- Data shown -

__________________________________________________

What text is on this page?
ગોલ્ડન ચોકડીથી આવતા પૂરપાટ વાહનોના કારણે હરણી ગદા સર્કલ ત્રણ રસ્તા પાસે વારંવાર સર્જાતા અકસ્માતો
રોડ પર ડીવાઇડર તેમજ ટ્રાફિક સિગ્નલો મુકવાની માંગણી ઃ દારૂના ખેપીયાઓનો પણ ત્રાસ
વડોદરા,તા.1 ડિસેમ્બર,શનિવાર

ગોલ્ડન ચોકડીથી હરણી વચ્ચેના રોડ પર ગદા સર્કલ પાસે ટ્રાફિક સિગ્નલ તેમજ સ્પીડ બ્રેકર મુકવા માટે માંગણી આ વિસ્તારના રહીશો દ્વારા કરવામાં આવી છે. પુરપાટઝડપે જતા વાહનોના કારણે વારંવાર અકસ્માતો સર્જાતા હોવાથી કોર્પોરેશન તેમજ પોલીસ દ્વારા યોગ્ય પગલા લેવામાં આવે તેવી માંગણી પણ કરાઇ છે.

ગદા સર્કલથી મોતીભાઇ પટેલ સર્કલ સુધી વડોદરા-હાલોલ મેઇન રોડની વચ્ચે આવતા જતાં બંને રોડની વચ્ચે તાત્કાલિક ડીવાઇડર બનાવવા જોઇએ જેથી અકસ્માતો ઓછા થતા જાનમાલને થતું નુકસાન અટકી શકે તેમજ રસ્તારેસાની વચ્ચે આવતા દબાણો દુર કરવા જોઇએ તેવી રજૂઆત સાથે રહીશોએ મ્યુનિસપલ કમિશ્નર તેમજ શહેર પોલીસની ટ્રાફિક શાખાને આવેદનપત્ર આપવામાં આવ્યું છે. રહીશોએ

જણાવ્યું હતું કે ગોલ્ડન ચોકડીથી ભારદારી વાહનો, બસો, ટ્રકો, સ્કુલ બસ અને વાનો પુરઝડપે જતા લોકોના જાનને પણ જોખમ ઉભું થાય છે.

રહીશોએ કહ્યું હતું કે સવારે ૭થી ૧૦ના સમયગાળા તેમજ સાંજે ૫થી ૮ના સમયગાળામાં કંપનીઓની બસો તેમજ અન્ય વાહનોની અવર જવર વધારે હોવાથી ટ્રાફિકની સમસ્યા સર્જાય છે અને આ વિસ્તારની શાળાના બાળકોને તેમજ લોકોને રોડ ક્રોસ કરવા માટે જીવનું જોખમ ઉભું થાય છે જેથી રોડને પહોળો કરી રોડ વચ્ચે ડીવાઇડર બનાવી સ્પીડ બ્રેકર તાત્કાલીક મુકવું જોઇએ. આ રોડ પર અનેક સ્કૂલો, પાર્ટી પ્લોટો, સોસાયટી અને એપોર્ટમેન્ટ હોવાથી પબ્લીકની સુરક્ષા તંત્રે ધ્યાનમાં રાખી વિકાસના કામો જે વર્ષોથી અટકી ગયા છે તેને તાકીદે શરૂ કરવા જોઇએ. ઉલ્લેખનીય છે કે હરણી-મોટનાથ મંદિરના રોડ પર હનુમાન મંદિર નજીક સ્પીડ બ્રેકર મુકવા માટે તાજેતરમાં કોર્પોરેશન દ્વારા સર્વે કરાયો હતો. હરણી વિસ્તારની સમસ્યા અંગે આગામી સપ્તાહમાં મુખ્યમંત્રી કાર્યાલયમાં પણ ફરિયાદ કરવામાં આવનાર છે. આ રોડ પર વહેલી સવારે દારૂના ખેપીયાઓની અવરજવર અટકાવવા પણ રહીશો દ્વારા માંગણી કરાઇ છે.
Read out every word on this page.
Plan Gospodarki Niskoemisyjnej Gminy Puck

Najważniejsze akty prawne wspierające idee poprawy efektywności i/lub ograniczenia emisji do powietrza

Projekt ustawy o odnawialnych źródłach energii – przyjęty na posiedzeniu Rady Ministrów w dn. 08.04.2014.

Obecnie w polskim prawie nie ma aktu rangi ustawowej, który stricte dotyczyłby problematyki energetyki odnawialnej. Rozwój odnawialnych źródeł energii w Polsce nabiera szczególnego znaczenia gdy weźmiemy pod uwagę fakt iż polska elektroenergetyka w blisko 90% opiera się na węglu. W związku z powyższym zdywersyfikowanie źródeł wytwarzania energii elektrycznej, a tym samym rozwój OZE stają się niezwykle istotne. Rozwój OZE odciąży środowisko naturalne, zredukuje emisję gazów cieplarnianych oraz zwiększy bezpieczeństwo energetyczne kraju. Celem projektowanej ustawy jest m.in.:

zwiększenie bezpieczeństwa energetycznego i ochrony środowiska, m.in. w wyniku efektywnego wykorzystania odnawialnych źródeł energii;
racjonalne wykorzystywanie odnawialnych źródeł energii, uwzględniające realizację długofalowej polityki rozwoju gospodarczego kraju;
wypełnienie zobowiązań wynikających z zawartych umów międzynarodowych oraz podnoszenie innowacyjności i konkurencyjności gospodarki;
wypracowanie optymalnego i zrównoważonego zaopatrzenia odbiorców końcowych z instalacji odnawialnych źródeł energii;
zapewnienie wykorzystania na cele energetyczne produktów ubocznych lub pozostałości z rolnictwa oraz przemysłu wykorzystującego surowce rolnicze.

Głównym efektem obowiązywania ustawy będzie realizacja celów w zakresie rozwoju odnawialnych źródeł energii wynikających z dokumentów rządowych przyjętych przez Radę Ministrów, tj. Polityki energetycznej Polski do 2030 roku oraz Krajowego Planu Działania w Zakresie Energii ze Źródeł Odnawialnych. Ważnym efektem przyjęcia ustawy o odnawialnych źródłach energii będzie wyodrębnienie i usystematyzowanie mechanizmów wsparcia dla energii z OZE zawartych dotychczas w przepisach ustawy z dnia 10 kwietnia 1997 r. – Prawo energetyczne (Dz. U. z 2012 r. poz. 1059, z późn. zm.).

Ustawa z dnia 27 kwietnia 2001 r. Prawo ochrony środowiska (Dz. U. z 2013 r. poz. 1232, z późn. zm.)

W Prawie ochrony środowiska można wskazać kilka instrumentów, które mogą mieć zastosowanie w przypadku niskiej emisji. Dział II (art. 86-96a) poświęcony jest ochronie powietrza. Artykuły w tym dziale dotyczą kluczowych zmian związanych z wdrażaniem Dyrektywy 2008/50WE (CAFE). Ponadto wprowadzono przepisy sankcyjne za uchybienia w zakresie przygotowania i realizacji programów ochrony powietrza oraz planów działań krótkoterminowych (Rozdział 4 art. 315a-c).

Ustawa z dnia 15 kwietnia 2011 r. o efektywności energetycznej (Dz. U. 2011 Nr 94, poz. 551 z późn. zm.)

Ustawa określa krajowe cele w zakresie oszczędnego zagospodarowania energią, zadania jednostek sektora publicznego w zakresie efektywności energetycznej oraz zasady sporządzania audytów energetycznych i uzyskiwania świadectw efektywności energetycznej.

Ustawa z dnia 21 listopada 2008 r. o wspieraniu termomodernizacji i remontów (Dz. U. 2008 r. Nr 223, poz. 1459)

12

__________________________________________________

- Direction -
From the data above, copy each line that holds "Prawo".

- Output for this exercise -
Głównym efektem obowiązywania ustawy będzie realizacja celów w zakresie rozwoju odnawialnych źródeł energii wynikających z dokumentów rządowych przyjętych przez Radę Ministrów, tj. Polityki energetycznej Polski do 2030 roku oraz Krajowego Planu Działania w Zakresie Energii ze Źródeł Odnawialnych. Ważnym efektem przyjęcia ustawy o odnawialnych źródłach energii będzie wyodrębnienie i usystematyzowanie mechanizmów wsparcia dla energii z OZE zawartych dotychczas w przepisach ustawy z dnia 10 kwietnia 1997 r. – Prawo energetyczne (Dz. U. z 2012 r. poz. 1059, z późn. zm.).
Ustawa z dnia 27 kwietnia 2001 r. Prawo ochrony środowiska (Dz. U. z 2013 r. poz. 1232, z późn. zm.)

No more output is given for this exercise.